*REQUIRED TASK*. Reproduce all the lines below exactly and omit the images.

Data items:

+ + +

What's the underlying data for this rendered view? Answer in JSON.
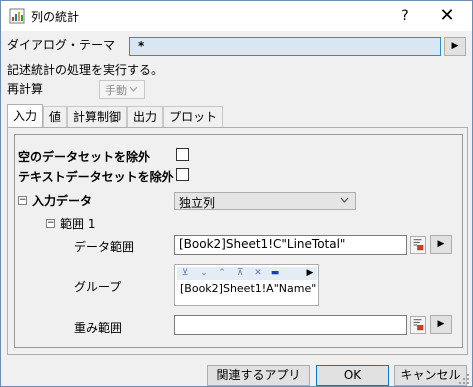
{
  "window": {
    "title": "列の統計",
    "help_label": "?",
    "close_label": "✕"
  },
  "theme": {
    "label": "ダイアログ・テーマ",
    "value": "*"
  },
  "description": "記述統計の処理を実行する。",
  "recalc": {
    "label": "再計算",
    "value": "手動"
  },
  "tabs": [
    {
      "label": "入力",
      "active": true
    },
    {
      "label": "値"
    },
    {
      "label": "計算制御"
    },
    {
      "label": "出力"
    },
    {
      "label": "プロット"
    }
  ],
  "input": {
    "exclude_empty_label": "空のデータセットを除外",
    "exclude_text_label": "テキストデータセットを除外",
    "input_data_label": "入力データ",
    "input_data_value": "独立列",
    "range_label": "範囲 1",
    "data_range_label": "データ範囲",
    "data_range_value": "[Book2]Sheet1!C\"LineTotal\"",
    "group_label": "グループ",
    "group_value": "[Book2]Sheet1!A\"Name\"",
    "weight_range_label": "重み範囲",
    "weight_range_value": ""
  },
  "buttons": {
    "related_apps": "関連するアプリ",
    "ok": "OK",
    "cancel": "キャンセル"
  },
  "colors": {
    "accent": "#0078d7",
    "focus_field_bg": "#d9e6f4",
    "toolbar_icon": "#5a7bb0"
  }
}
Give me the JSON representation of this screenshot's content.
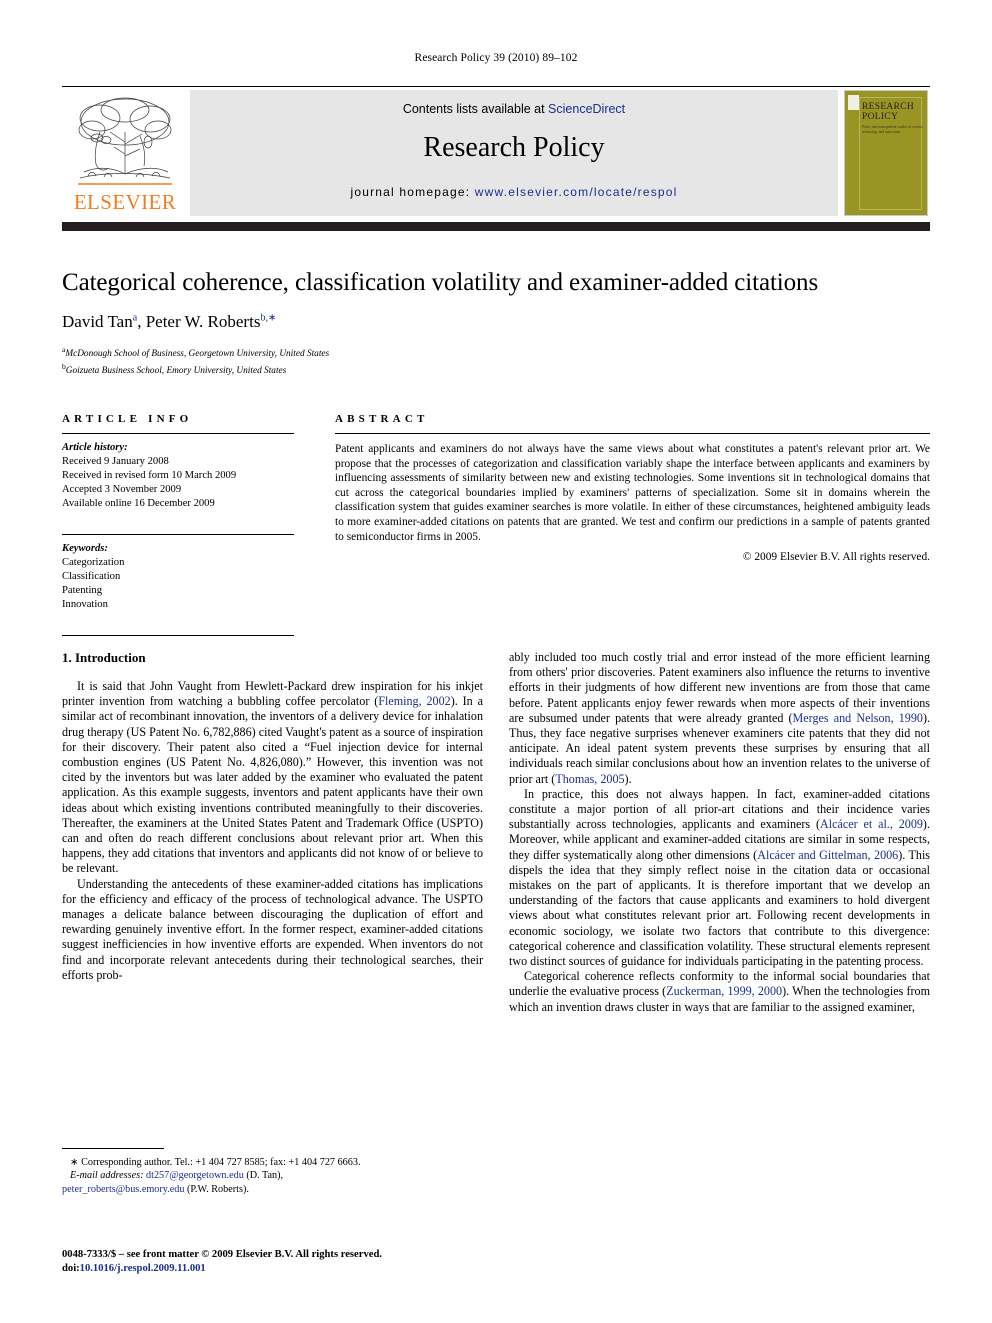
{
  "running_head": "Research Policy 39 (2010) 89–102",
  "masthead": {
    "contents_prefix": "Contents lists available at ",
    "sciencedirect": "ScienceDirect",
    "journal_title": "Research Policy",
    "homepage_prefix": "journal homepage: ",
    "homepage_url": "www.elsevier.com/locate/respol",
    "publisher_wordmark": "ELSEVIER",
    "cover_title": "RESEARCH POLICY",
    "cover_subtitle": "Policy and management studies of science, technology and innovation",
    "accent_orange": "#f47c20",
    "link_blue": "#1a2f8f",
    "cover_olive": "#9a9424",
    "bar_black": "#231f20"
  },
  "title_block": {
    "title": "Categorical coherence, classification volatility and examiner-added citations",
    "authors_1": "David Tan",
    "authors_sup_1": "a",
    "authors_2": ", Peter W. Roberts",
    "authors_sup_2": "b,∗",
    "affiliation_a_sup": "a",
    "affiliation_a": "McDonough School of Business, Georgetown University, United States",
    "affiliation_b_sup": "b",
    "affiliation_b": "Goizueta Business School, Emory University, United States"
  },
  "article_info": {
    "heading": "ARTICLE INFO",
    "history_label": "Article history:",
    "history": [
      "Received 9 January 2008",
      "Received in revised form 10 March 2009",
      "Accepted 3 November 2009",
      "Available online 16 December 2009"
    ],
    "keywords_label": "Keywords:",
    "keywords": [
      "Categorization",
      "Classification",
      "Patenting",
      "Innovation"
    ]
  },
  "abstract": {
    "heading": "ABSTRACT",
    "text": "Patent applicants and examiners do not always have the same views about what constitutes a patent's relevant prior art. We propose that the processes of categorization and classification variably shape the interface between applicants and examiners by influencing assessments of similarity between new and existing technologies. Some inventions sit in technological domains that cut across the categorical boundaries implied by examiners' patterns of specialization. Some sit in domains wherein the classification system that guides examiner searches is more volatile. In either of these circumstances, heightened ambiguity leads to more examiner-added citations on patents that are granted. We test and confirm our predictions in a sample of patents granted to semiconductor firms in 2005.",
    "copyright": "© 2009 Elsevier B.V. All rights reserved."
  },
  "body": {
    "section_heading": "1. Introduction",
    "left_para_1_a": "It is said that John Vaught from Hewlett-Packard drew inspiration for his inkjet printer invention from watching a bubbling coffee percolator (",
    "left_para_1_cite_1": "Fleming, 2002",
    "left_para_1_b": "). In a similar act of recombinant innovation, the inventors of a delivery device for inhalation drug therapy (US Patent No. 6,782,886) cited Vaught's patent as a source of inspiration for their discovery. Their patent also cited a “Fuel injection device for internal combustion engines (US Patent No. 4,826,080).” However, this invention was not cited by the inventors but was later added by the examiner who evaluated the patent application. As this example suggests, inventors and patent applicants have their own ideas about which existing inventions contributed meaningfully to their discoveries. Thereafter, the examiners at the United States Patent and Trademark Office (USPTO) can and often do reach different conclusions about relevant prior art. When this happens, they add citations that inventors and applicants did not know of or believe to be relevant.",
    "left_para_2": "Understanding the antecedents of these examiner-added citations has implications for the efficiency and efficacy of the process of technological advance. The USPTO manages a delicate balance between discouraging the duplication of effort and rewarding genuinely inventive effort. In the former respect, examiner-added citations suggest inefficiencies in how inventive efforts are expended. When inventors do not find and incorporate relevant antecedents during their technological searches, their efforts prob-",
    "right_para_1_a": "ably included too much costly trial and error instead of the more efficient learning from others' prior discoveries. Patent examiners also influence the returns to inventive efforts in their judgments of how different new inventions are from those that came before. Patent applicants enjoy fewer rewards when more aspects of their inventions are subsumed under patents that were already granted (",
    "right_para_1_cite_1": "Merges and Nelson, 1990",
    "right_para_1_b": "). Thus, they face negative surprises whenever examiners cite patents that they did not anticipate. An ideal patent system prevents these surprises by ensuring that all individuals reach similar conclusions about how an invention relates to the universe of prior art (",
    "right_para_1_cite_2": "Thomas, 2005",
    "right_para_1_c": ").",
    "right_para_2_a": "In practice, this does not always happen. In fact, examiner-added citations constitute a major portion of all prior-art citations and their incidence varies substantially across technologies, applicants and examiners (",
    "right_para_2_cite_1": "Alcácer et al., 2009",
    "right_para_2_b": "). Moreover, while applicant and examiner-added citations are similar in some respects, they differ systematically along other dimensions (",
    "right_para_2_cite_2": "Alcácer and Gittelman, 2006",
    "right_para_2_c": "). This dispels the idea that they simply reflect noise in the citation data or occasional mistakes on the part of applicants. It is therefore important that we develop an understanding of the factors that cause applicants and examiners to hold divergent views about what constitutes relevant prior art. Following recent developments in economic sociology, we isolate two factors that contribute to this divergence: categorical coherence and classification volatility. These structural elements represent two distinct sources of guidance for individuals participating in the patenting process.",
    "right_para_3_a": "Categorical coherence reflects conformity to the informal social boundaries that underlie the evaluative process (",
    "right_para_3_cite_1": "Zuckerman, 1999, 2000",
    "right_para_3_b": "). When the technologies from which an invention draws cluster in ways that are familiar to the assigned examiner,"
  },
  "footnote": {
    "marker": "∗",
    "corresponding": "Corresponding author. Tel.: +1 404 727 8585; fax: +1 404 727 6663.",
    "email_label": "E-mail addresses:",
    "email_1": "dt257@georgetown.edu",
    "email_1_owner": " (D. Tan),",
    "email_2": "peter_roberts@bus.emory.edu",
    "email_2_owner": " (P.W. Roberts)."
  },
  "imprint": {
    "line_1": "0048-7333/$ – see front matter © 2009 Elsevier B.V. All rights reserved.",
    "doi_label": "doi:",
    "doi_value": "10.1016/j.respol.2009.11.001"
  }
}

+ + +

*RESPONSE*.
What's the underlying data for this rendered view? Answer in JSON.
{
  "window": {
    "title": "列の統計",
    "help_label": "?",
    "close_label": "✕"
  },
  "theme": {
    "label": "ダイアログ・テーマ",
    "value": "*"
  },
  "description": "記述統計の処理を実行する。",
  "recalc": {
    "label": "再計算",
    "value": "手動"
  },
  "tabs": [
    {
      "label": "入力",
      "active": true
    },
    {
      "label": "値"
    },
    {
      "label": "計算制御"
    },
    {
      "label": "出力"
    },
    {
      "label": "プロット"
    }
  ],
  "input": {
    "exclude_empty_label": "空のデータセットを除外",
    "exclude_text_label": "テキストデータセットを除外",
    "input_data_label": "入力データ",
    "input_data_value": "独立列",
    "range_label": "範囲 1",
    "data_range_label": "データ範囲",
    "data_range_value": "[Book2]Sheet1!C\"LineTotal\"",
    "group_label": "グループ",
    "group_value": "[Book2]Sheet1!A\"Name\"",
    "weight_range_label": "重み範囲",
    "weight_range_value": ""
  },
  "buttons": {
    "related_apps": "関連するアプリ",
    "ok": "OK",
    "cancel": "キャンセル"
  },
  "colors": {
    "accent": "#0078d7",
    "focus_field_bg": "#d9e6f4",
    "toolbar_icon": "#5a7bb0"
  }
}
Give me the JSON representation of this screenshot's content.
{
  "running_head": "Research Policy 39 (2010) 89–102",
  "masthead": {
    "contents_prefix": "Contents lists available at ",
    "sciencedirect": "ScienceDirect",
    "journal_title": "Research Policy",
    "homepage_prefix": "journal homepage: ",
    "homepage_url": "www.elsevier.com/locate/respol",
    "publisher_wordmark": "ELSEVIER",
    "cover_title": "RESEARCH POLICY",
    "cover_subtitle": "Policy and management studies of science, technology and innovation",
    "accent_orange": "#f47c20",
    "link_blue": "#1a2f8f",
    "cover_olive": "#9a9424",
    "bar_black": "#231f20"
  },
  "title_block": {
    "title": "Categorical coherence, classification volatility and examiner-added citations",
    "authors_1": "David Tan",
    "authors_sup_1": "a",
    "authors_2": ", Peter W. Roberts",
    "authors_sup_2": "b,∗",
    "affiliation_a_sup": "a",
    "affiliation_a": "McDonough School of Business, Georgetown University, United States",
    "affiliation_b_sup": "b",
    "affiliation_b": "Goizueta Business School, Emory University, United States"
  },
  "article_info": {
    "heading": "ARTICLE INFO",
    "history_label": "Article history:",
    "history": [
      "Received 9 January 2008",
      "Received in revised form 10 March 2009",
      "Accepted 3 November 2009",
      "Available online 16 December 2009"
    ],
    "keywords_label": "Keywords:",
    "keywords": [
      "Categorization",
      "Classification",
      "Patenting",
      "Innovation"
    ]
  },
  "abstract": {
    "heading": "ABSTRACT",
    "text": "Patent applicants and examiners do not always have the same views about what constitutes a patent's relevant prior art. We propose that the processes of categorization and classification variably shape the interface between applicants and examiners by influencing assessments of similarity between new and existing technologies. Some inventions sit in technological domains that cut across the categorical boundaries implied by examiners' patterns of specialization. Some sit in domains wherein the classification system that guides examiner searches is more volatile. In either of these circumstances, heightened ambiguity leads to more examiner-added citations on patents that are granted. We test and confirm our predictions in a sample of patents granted to semiconductor firms in 2005.",
    "copyright": "© 2009 Elsevier B.V. All rights reserved."
  },
  "body": {
    "section_heading": "1. Introduction",
    "left_para_1_a": "It is said that John Vaught from Hewlett-Packard drew inspiration for his inkjet printer invention from watching a bubbling coffee percolator (",
    "left_para_1_cite_1": "Fleming, 2002",
    "left_para_1_b": "). In a similar act of recombinant innovation, the inventors of a delivery device for inhalation drug therapy (US Patent No. 6,782,886) cited Vaught's patent as a source of inspiration for their discovery. Their patent also cited a “Fuel injection device for internal combustion engines (US Patent No. 4,826,080).” However, this invention was not cited by the inventors but was later added by the examiner who evaluated the patent application. As this example suggests, inventors and patent applicants have their own ideas about which existing inventions contributed meaningfully to their discoveries. Thereafter, the examiners at the United States Patent and Trademark Office (USPTO) can and often do reach different conclusions about relevant prior art. When this happens, they add citations that inventors and applicants did not know of or believe to be relevant.",
    "left_para_2": "Understanding the antecedents of these examiner-added citations has implications for the efficiency and efficacy of the process of technological advance. The USPTO manages a delicate balance between discouraging the duplication of effort and rewarding genuinely inventive effort. In the former respect, examiner-added citations suggest inefficiencies in how inventive efforts are expended. When inventors do not find and incorporate relevant antecedents during their technological searches, their efforts prob-",
    "right_para_1_a": "ably included too much costly trial and error instead of the more efficient learning from others' prior discoveries. Patent examiners also influence the returns to inventive efforts in their judgments of how different new inventions are from those that came before. Patent applicants enjoy fewer rewards when more aspects of their inventions are subsumed under patents that were already granted (",
    "right_para_1_cite_1": "Merges and Nelson, 1990",
    "right_para_1_b": "). Thus, they face negative surprises whenever examiners cite patents that they did not anticipate. An ideal patent system prevents these surprises by ensuring that all individuals reach similar conclusions about how an invention relates to the universe of prior art (",
    "right_para_1_cite_2": "Thomas, 2005",
    "right_para_1_c": ").",
    "right_para_2_a": "In practice, this does not always happen. In fact, examiner-added citations constitute a major portion of all prior-art citations and their incidence varies substantially across technologies, applicants and examiners (",
    "right_para_2_cite_1": "Alcácer et al., 2009",
    "right_para_2_b": "). Moreover, while applicant and examiner-added citations are similar in some respects, they differ systematically along other dimensions (",
    "right_para_2_cite_2": "Alcácer and Gittelman, 2006",
    "right_para_2_c": "). This dispels the idea that they simply reflect noise in the citation data or occasional mistakes on the part of applicants. It is therefore important that we develop an understanding of the factors that cause applicants and examiners to hold divergent views about what constitutes relevant prior art. Following recent developments in economic sociology, we isolate two factors that contribute to this divergence: categorical coherence and classification volatility. These structural elements represent two distinct sources of guidance for individuals participating in the patenting process.",
    "right_para_3_a": "Categorical coherence reflects conformity to the informal social boundaries that underlie the evaluative process (",
    "right_para_3_cite_1": "Zuckerman, 1999, 2000",
    "right_para_3_b": "). When the technologies from which an invention draws cluster in ways that are familiar to the assigned examiner,"
  },
  "footnote": {
    "marker": "∗",
    "corresponding": "Corresponding author. Tel.: +1 404 727 8585; fax: +1 404 727 6663.",
    "email_label": "E-mail addresses:",
    "email_1": "dt257@georgetown.edu",
    "email_1_owner": " (D. Tan),",
    "email_2": "peter_roberts@bus.emory.edu",
    "email_2_owner": " (P.W. Roberts)."
  },
  "imprint": {
    "line_1": "0048-7333/$ – see front matter © 2009 Elsevier B.V. All rights reserved.",
    "doi_label": "doi:",
    "doi_value": "10.1016/j.respol.2009.11.001"
  }
}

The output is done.